- [Goal]: Print out every line, exactly as written.

- [Materials provided]:
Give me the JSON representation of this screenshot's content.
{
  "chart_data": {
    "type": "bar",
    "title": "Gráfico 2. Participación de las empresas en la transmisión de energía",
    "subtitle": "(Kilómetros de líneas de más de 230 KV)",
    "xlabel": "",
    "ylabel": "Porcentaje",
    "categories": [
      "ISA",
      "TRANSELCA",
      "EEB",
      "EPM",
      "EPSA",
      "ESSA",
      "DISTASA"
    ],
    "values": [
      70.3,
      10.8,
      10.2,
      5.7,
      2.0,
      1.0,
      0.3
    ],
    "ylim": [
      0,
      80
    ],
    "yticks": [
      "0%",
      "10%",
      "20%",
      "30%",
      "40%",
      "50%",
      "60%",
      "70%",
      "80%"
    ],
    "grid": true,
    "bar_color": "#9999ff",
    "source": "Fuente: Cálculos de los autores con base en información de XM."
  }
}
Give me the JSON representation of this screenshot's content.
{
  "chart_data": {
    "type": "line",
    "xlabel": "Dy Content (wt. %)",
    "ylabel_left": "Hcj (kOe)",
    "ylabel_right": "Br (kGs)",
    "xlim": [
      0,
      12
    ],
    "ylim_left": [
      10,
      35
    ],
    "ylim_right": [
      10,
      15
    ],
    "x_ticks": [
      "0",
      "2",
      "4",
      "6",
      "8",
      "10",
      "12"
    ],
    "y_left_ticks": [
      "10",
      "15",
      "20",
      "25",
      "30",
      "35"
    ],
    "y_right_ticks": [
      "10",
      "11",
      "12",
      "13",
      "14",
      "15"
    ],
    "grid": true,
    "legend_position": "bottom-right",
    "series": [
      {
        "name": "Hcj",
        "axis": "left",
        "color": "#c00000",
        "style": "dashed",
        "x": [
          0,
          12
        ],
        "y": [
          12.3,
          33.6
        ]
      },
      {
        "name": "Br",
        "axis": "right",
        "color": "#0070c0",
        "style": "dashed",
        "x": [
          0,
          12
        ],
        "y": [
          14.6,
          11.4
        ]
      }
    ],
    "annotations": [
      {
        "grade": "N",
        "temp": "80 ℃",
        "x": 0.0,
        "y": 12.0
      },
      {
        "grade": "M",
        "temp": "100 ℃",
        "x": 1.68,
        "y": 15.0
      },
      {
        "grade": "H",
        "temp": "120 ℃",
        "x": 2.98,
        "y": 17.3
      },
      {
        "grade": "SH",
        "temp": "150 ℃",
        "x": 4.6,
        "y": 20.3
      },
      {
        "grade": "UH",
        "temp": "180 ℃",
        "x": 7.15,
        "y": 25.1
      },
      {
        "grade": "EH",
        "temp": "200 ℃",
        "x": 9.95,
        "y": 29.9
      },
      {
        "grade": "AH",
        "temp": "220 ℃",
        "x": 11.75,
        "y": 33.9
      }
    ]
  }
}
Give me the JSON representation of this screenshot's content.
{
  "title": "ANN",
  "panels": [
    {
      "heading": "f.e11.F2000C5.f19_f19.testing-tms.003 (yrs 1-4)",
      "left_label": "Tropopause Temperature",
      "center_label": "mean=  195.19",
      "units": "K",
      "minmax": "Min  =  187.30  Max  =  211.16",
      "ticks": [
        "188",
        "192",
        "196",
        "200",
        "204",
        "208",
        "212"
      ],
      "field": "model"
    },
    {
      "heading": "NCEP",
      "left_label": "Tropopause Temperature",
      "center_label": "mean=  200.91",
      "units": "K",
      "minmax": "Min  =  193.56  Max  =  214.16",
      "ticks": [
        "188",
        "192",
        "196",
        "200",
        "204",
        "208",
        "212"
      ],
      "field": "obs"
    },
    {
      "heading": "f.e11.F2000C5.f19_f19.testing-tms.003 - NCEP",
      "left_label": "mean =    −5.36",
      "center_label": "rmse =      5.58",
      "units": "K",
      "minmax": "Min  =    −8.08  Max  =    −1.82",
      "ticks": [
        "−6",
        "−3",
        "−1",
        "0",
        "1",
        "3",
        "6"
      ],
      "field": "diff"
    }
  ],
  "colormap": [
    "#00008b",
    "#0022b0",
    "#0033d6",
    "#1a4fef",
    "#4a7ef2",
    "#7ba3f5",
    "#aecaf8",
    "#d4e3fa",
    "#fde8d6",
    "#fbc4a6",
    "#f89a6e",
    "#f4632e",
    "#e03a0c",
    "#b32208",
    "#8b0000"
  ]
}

- [Response below]:
Give me the JSON representation of this screenshot's content.
{
  "chart_data": {
    "type": "bar",
    "title": "Gráfico 2. Participación de las empresas en la transmisión de energía",
    "subtitle": "(Kilómetros de líneas de más de 230 KV)",
    "xlabel": "",
    "ylabel": "Porcentaje",
    "categories": [
      "ISA",
      "TRANSELCA",
      "EEB",
      "EPM",
      "EPSA",
      "ESSA",
      "DISTASA"
    ],
    "values": [
      70.3,
      10.8,
      10.2,
      5.7,
      2.0,
      1.0,
      0.3
    ],
    "ylim": [
      0,
      80
    ],
    "yticks": [
      "0%",
      "10%",
      "20%",
      "30%",
      "40%",
      "50%",
      "60%",
      "70%",
      "80%"
    ],
    "grid": true,
    "bar_color": "#9999ff",
    "source": "Fuente: Cálculos de los autores con base en información de XM."
  }
}
Give me the JSON representation of this screenshot's content.
{
  "chart_data": {
    "type": "line",
    "xlabel": "Dy Content (wt. %)",
    "ylabel_left": "Hcj (kOe)",
    "ylabel_right": "Br (kGs)",
    "xlim": [
      0,
      12
    ],
    "ylim_left": [
      10,
      35
    ],
    "ylim_right": [
      10,
      15
    ],
    "x_ticks": [
      "0",
      "2",
      "4",
      "6",
      "8",
      "10",
      "12"
    ],
    "y_left_ticks": [
      "10",
      "15",
      "20",
      "25",
      "30",
      "35"
    ],
    "y_right_ticks": [
      "10",
      "11",
      "12",
      "13",
      "14",
      "15"
    ],
    "grid": true,
    "legend_position": "bottom-right",
    "series": [
      {
        "name": "Hcj",
        "axis": "left",
        "color": "#c00000",
        "style": "dashed",
        "x": [
          0,
          12
        ],
        "y": [
          12.3,
          33.6
        ]
      },
      {
        "name": "Br",
        "axis": "right",
        "color": "#0070c0",
        "style": "dashed",
        "x": [
          0,
          12
        ],
        "y": [
          14.6,
          11.4
        ]
      }
    ],
    "annotations": [
      {
        "grade": "N",
        "temp": "80 ℃",
        "x": 0.0,
        "y": 12.0
      },
      {
        "grade": "M",
        "temp": "100 ℃",
        "x": 1.68,
        "y": 15.0
      },
      {
        "grade": "H",
        "temp": "120 ℃",
        "x": 2.98,
        "y": 17.3
      },
      {
        "grade": "SH",
        "temp": "150 ℃",
        "x": 4.6,
        "y": 20.3
      },
      {
        "grade": "UH",
        "temp": "180 ℃",
        "x": 7.15,
        "y": 25.1
      },
      {
        "grade": "EH",
        "temp": "200 ℃",
        "x": 9.95,
        "y": 29.9
      },
      {
        "grade": "AH",
        "temp": "220 ℃",
        "x": 11.75,
        "y": 33.9
      }
    ]
  }
}
Give me the JSON representation of this screenshot's content.
{
  "title": "ANN",
  "panels": [
    {
      "heading": "f.e11.F2000C5.f19_f19.testing-tms.003 (yrs 1-4)",
      "left_label": "Tropopause Temperature",
      "center_label": "mean=  195.19",
      "units": "K",
      "minmax": "Min  =  187.30  Max  =  211.16",
      "ticks": [
        "188",
        "192",
        "196",
        "200",
        "204",
        "208",
        "212"
      ],
      "field": "model"
    },
    {
      "heading": "NCEP",
      "left_label": "Tropopause Temperature",
      "center_label": "mean=  200.91",
      "units": "K",
      "minmax": "Min  =  193.56  Max  =  214.16",
      "ticks": [
        "188",
        "192",
        "196",
        "200",
        "204",
        "208",
        "212"
      ],
      "field": "obs"
    },
    {
      "heading": "f.e11.F2000C5.f19_f19.testing-tms.003 - NCEP",
      "left_label": "mean =    −5.36",
      "center_label": "rmse =      5.58",
      "units": "K",
      "minmax": "Min  =    −8.08  Max  =    −1.82",
      "ticks": [
        "−6",
        "−3",
        "−1",
        "0",
        "1",
        "3",
        "6"
      ],
      "field": "diff"
    }
  ],
  "colormap": [
    "#00008b",
    "#0022b0",
    "#0033d6",
    "#1a4fef",
    "#4a7ef2",
    "#7ba3f5",
    "#aecaf8",
    "#d4e3fa",
    "#fde8d6",
    "#fbc4a6",
    "#f89a6e",
    "#f4632e",
    "#e03a0c",
    "#b32208",
    "#8b0000"
  ]
}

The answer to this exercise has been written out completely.